PROBLEM DESCRIPTION: Return all lines of the records that contain the word "Juárez".

MATERIAL FOR THIS TASK:
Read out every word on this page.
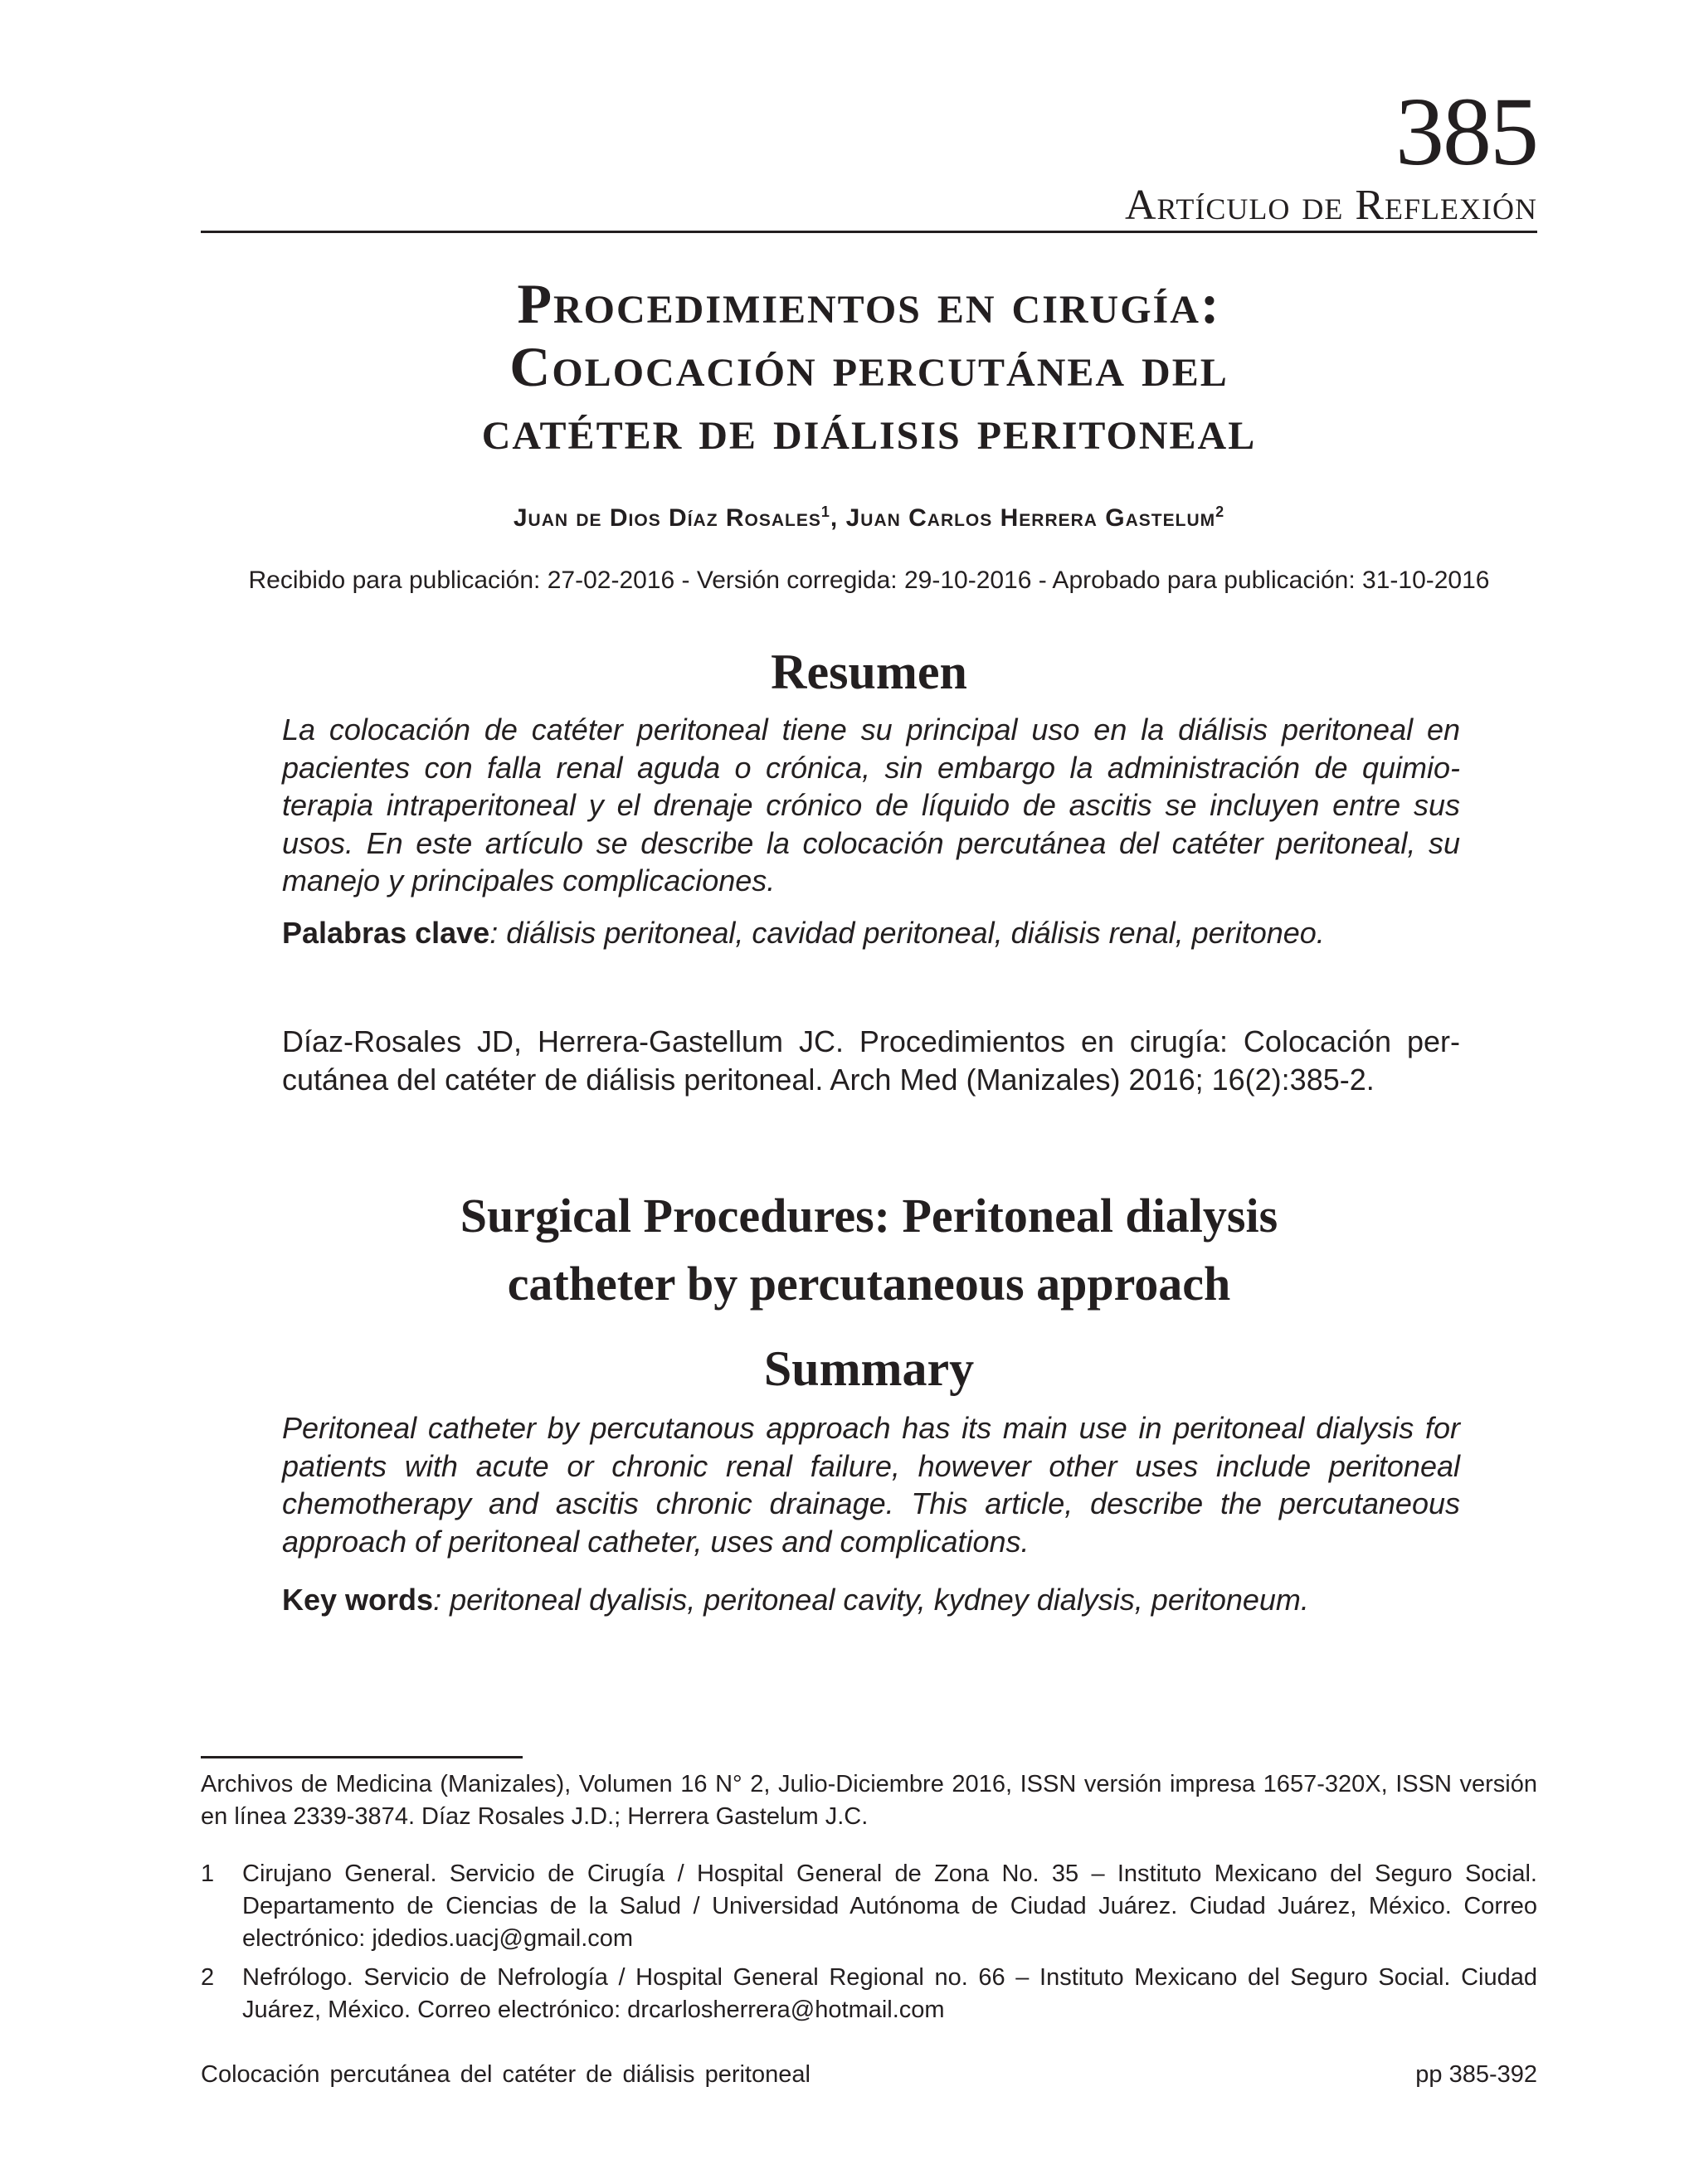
385
Artículo de Reflexión
Procedimientos en cirugía:
Colocación percutánea del
catéter de diálisis peritoneal
Juan de Dios Díaz Rosales$^1$, Juan Carlos Herrera Gastelum$^2$
Recibido para publicación: 27-02-2016 - Versión corregida: 29-10-2016 - Aprobado para publicación: 31-10-2016
Resumen
La colocación de catéter peritoneal tiene su principal uso en la diálisis peritoneal en pacientes con falla renal aguda o crónica, sin embargo la administración de quimio-terapia intraperitoneal y el drenaje crónico de líquido de ascitis se incluyen entre sus usos. En este artículo se describe la colocación percutánea del catéter peritoneal, su manejo y principales complicaciones.
Palabras clave: diálisis peritoneal, cavidad peritoneal, diálisis renal, peritoneo.
Díaz-Rosales JD, Herrera-Gastellum JC. Procedimientos en cirugía: Colocación per-cutánea del catéter de diálisis peritoneal. Arch Med (Manizales) 2016; 16(2):385-2.
Surgical Procedures: Peritoneal dialysis
catheter by percutaneous approach
Summary
Peritoneal catheter by percutanous approach has its main use in peritoneal dialysis for patients with acute or chronic renal failure, however other uses include peritoneal chemotherapy and ascitis chronic drainage. This article, describe the percutaneous approach of peritoneal catheter, uses and complications.
Key words: peritoneal dyalisis, peritoneal cavity, kydney dialysis, peritoneum.
Archivos de Medicina (Manizales), Volumen 16 N° 2, Julio-Diciembre 2016, ISSN versión impresa 1657-320X, ISSN versión en línea 2339-3874. Díaz Rosales J.D.; Herrera Gastelum J.C.
1 Cirujano General. Servicio de Cirugía / Hospital General de Zona No. 35 – Instituto Mexicano del Seguro Social. Departamento de Ciencias de la Salud / Universidad Autónoma de Ciudad Juárez. Ciudad Juárez, México. Correo electrónico: jdedios.uacj@gmail.com
2 Nefrólogo. Servicio de Nefrología / Hospital General Regional no. 66 – Instituto Mexicano del Seguro Social. Ciudad Juárez, México. Correo electrónico: drcarlosherrera@hotmail.com
Colocación percutánea del catéter de diálisis peritoneal	pp 385-392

FINISHED TASK:
1 Cirujano General. Servicio de Cirugía / Hospital General de Zona No. 35 – Instituto Mexicano del Seguro Social. Departamento de Ciencias de la Salud / Universidad Autónoma de Ciudad Juárez. Ciudad Juárez, México. Correo electrónico: jdedios.uacj@gmail.com
2 Nefrólogo. Servicio de Nefrología / Hospital General Regional no. 66 – Instituto Mexicano del Seguro Social. Ciudad Juárez, México. Correo electrónico: drcarlosherrera@hotmail.com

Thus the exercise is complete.